▶ TASK STATEMENT:
In the comment thread about the Avanti, where was the company that built the Studebaker half-four-door prototypes located?

▶ PASSAGE PROVIDED:
A couple of little corrections, Brian: first, Loewy didn’t actually design the car. Tom Kellogg, Bob Andrews and John Ebstein did. Most of the work was done by Kellogg. They worked in Palm Springs, California, not Paris. The Studebaker half-four-door prototypes, again designed by Kellogg, were built by Pichon-Parat, a company located outside of Paris.
Many years later, Kellogg told me he “consulted” with the later builders of Avanti “continuations,” mainly on integrating the plastic bumpers into the design. He was not especially pleased with what they came up with.
As a side note, Tom showed me designs he worked up when Loewy was auditioning him for a job, pre-Avanti. Based on Loewy’s earlier and rather Bizarre take on a BMW 507, they bore an astonishing resemblance to the car Studebaker built.
Tom was a helluva designer. Tasteful, versatile, and prolific.
I had to go read the linked article after reading one door on one side and two on the other.
It was a prototype. So you could see both versions in one car. Lol.
Fairly common but more at the clay model stage. Legend has it that when Michelotti first saw former client Triumph’s TR7 (itself a British Leyland in-house job) on an auto show stand, he immediately went around it and exclaimed “They did it to the other side too!”
Mother’s first job was working in the steno-pool for Studebaker in South Bend – and was part of the dealer takeover of Avanti before she married my Father….
Avanti and it’s adventures were a regular part of the conversations around the dining table in the late 60’s and early 70’s during our visits to my Grandparents in Ford County, Illinois. (They all drove Fords, natch)
Personally – if I were looking for an oddball 80’s sedan – I’d rather have a Bitter SC.
The Bitter SC was a 2 door.
I didn’t know Avanti had been killed off and revived that many times. I knew about the original being sold off to dealerships when Studebaker gave up on them, but not that the resold and resold again brand remained active all the way up to 2007. Having it finally go under after the owner got busted by the feds sounds straight out of the DeLorean saga.
So I guess this means the brand is technically available? I’m not suggesting the Autopian and Galpin should buy the rights and start building new Avantis out of whatever cars the writers are willing to sacrifice, except that I’m clearly saying you should.
The original Avanti – and more Studebakers, really – should be in video games. Dunno if complex copyright is the reason, but it’s a shame there isn’t many Larks, Hawks, and Avantis. Or rainbow colored, formerly bear-owned, Champions. Can You Picture That?Who wouldn’t want to be Movin’ Right Along in Forza Horizon?
Anyway if The Autopian ends up with this one, a blower sounds like an appropriate upgrade.
No, no, that’s just a myth. MYTH!
“Yes?”
“Aw, geez, it’s a running gag.”
I’ve long had a thing for the early Avanti. The most beautiful American car of it’s day, so clean and unfussy. This 4dr version does not wear the look well. Looks a bit like a Dachsund.

▶ DATASET:
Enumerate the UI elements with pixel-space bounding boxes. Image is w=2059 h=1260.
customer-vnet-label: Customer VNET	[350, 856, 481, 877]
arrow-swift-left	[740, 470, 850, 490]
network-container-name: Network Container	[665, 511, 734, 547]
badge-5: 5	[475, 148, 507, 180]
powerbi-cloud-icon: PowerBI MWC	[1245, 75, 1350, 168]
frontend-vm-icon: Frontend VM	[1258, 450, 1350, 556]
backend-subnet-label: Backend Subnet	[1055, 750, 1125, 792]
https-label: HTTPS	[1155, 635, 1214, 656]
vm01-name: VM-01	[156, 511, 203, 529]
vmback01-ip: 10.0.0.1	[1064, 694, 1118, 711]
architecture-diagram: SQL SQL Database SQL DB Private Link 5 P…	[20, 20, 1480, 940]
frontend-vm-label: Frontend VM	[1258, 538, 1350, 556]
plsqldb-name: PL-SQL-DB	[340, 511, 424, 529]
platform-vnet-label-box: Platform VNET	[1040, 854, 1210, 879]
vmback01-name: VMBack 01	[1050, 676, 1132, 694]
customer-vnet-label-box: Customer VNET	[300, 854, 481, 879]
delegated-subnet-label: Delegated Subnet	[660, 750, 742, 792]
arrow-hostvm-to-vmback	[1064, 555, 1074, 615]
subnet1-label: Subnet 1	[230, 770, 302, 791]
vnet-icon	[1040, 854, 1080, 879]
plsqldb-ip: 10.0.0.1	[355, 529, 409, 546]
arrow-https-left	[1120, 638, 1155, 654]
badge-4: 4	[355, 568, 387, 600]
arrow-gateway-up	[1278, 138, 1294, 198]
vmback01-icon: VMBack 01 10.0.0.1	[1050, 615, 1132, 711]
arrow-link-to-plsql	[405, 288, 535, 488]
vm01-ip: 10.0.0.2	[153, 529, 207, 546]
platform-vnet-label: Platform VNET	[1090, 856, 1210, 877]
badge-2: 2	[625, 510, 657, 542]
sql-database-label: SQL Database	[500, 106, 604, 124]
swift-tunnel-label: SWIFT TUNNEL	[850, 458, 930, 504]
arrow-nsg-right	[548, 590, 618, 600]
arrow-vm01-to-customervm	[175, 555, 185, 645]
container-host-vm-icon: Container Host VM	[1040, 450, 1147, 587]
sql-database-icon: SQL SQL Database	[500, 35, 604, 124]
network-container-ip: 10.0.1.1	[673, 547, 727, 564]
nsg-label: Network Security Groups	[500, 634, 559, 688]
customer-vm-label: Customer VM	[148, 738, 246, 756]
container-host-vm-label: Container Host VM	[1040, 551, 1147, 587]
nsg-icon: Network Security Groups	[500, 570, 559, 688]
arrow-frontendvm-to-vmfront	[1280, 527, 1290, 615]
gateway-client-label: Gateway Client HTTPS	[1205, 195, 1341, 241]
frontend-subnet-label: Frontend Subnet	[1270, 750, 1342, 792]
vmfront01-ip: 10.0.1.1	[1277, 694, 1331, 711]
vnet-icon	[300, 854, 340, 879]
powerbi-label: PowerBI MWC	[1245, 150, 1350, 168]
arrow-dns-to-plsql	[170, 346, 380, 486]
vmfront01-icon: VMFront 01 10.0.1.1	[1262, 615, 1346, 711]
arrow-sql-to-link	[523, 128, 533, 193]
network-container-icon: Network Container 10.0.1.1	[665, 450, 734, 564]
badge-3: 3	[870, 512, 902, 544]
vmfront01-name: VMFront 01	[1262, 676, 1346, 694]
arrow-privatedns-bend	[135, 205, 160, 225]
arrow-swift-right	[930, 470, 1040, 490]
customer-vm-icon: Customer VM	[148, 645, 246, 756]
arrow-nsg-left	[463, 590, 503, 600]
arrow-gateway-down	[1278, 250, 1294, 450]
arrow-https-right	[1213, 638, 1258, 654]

▶ RESULT OF THE TASK:
Outside of Paris.